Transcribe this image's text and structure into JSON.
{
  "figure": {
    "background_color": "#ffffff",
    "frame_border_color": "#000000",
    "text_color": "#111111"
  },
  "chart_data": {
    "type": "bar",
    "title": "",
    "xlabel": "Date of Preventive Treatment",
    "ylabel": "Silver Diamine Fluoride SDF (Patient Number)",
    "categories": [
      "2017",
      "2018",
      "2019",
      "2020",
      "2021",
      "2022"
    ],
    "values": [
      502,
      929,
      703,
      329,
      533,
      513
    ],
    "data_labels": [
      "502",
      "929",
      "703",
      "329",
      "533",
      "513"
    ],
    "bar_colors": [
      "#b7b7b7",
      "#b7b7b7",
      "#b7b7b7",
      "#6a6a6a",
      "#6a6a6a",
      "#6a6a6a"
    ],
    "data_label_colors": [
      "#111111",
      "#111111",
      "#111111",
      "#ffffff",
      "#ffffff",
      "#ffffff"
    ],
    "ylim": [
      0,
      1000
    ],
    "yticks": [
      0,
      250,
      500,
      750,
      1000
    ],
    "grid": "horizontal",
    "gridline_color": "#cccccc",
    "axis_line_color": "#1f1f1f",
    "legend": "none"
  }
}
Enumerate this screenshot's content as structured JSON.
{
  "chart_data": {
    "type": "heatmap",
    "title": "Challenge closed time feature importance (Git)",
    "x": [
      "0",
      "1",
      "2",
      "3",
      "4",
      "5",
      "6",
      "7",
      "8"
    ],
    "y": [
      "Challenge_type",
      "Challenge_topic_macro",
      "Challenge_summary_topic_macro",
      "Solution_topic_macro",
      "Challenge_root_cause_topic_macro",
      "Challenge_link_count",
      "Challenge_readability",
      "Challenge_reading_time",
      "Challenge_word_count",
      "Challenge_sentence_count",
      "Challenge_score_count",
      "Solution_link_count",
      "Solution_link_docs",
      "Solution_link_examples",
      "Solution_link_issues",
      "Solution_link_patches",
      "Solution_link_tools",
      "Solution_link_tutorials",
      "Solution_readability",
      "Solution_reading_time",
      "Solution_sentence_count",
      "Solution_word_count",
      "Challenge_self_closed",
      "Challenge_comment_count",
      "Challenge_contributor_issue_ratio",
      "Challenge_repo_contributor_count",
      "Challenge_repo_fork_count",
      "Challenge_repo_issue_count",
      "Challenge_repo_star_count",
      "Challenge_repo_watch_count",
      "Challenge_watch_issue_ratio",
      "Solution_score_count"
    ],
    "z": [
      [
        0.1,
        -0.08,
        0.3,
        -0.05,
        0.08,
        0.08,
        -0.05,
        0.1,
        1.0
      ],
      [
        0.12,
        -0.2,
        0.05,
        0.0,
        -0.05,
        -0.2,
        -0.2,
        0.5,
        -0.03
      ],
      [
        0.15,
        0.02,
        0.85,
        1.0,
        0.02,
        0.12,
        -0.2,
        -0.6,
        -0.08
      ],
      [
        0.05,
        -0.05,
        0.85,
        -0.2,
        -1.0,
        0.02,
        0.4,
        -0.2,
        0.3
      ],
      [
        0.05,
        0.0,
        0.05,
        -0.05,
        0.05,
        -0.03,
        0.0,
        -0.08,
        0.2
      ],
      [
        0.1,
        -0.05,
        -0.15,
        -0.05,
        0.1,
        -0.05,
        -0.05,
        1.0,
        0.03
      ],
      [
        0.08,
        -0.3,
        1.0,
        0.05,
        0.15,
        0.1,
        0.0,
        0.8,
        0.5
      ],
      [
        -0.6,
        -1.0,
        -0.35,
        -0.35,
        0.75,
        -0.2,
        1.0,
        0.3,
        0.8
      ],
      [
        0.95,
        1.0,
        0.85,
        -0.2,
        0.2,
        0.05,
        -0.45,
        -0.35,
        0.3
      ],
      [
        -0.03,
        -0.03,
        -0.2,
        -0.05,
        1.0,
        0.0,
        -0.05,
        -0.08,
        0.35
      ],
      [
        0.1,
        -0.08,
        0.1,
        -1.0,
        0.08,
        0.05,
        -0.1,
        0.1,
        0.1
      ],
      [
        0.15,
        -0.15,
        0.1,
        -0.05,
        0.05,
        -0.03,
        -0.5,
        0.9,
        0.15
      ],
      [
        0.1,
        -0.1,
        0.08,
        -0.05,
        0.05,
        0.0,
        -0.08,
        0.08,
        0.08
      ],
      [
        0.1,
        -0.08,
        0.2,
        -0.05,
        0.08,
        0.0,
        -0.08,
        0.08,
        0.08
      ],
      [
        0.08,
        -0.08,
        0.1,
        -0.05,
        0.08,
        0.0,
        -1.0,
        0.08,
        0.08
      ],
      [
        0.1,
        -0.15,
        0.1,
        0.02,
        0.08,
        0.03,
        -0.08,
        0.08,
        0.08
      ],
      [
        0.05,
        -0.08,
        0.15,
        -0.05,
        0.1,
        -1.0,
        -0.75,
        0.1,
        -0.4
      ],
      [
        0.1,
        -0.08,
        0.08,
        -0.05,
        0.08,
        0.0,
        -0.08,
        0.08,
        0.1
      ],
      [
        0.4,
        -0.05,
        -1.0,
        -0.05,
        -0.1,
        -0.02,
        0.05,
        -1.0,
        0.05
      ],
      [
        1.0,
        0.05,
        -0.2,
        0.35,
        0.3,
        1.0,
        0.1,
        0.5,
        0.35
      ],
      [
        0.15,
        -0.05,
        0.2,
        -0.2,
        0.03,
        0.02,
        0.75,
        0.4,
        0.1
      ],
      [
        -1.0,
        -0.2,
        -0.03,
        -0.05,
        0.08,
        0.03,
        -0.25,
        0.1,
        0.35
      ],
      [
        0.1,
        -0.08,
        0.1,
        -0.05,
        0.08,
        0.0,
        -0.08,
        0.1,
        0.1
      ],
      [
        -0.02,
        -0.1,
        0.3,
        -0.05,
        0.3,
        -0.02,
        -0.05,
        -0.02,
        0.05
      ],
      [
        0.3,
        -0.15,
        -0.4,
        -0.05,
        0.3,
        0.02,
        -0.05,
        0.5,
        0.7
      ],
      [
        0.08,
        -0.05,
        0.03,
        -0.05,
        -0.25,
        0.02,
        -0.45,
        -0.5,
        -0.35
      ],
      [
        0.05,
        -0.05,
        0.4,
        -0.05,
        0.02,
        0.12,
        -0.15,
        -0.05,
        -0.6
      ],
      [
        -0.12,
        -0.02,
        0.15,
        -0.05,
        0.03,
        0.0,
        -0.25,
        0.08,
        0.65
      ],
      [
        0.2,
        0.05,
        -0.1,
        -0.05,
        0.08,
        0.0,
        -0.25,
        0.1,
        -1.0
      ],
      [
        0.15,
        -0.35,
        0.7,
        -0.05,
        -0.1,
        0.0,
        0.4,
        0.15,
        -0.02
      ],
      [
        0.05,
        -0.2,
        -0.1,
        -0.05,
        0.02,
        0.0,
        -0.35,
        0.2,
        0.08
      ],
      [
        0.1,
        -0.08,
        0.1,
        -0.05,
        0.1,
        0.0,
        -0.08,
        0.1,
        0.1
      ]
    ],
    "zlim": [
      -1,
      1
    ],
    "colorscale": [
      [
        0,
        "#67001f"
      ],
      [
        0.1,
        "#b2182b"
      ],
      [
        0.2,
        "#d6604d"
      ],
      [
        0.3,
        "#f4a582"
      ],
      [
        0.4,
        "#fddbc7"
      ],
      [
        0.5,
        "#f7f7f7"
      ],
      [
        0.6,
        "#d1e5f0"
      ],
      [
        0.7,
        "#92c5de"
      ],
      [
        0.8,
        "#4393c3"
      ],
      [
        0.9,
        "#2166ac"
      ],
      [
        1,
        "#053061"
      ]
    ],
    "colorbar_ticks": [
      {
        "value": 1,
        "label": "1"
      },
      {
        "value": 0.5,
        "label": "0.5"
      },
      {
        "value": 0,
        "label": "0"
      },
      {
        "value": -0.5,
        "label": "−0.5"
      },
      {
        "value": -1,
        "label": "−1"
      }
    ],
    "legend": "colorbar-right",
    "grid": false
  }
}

▬▬▬▬▬▬

Count the lines above in which the word "ffffff" appears, then state only that count.

4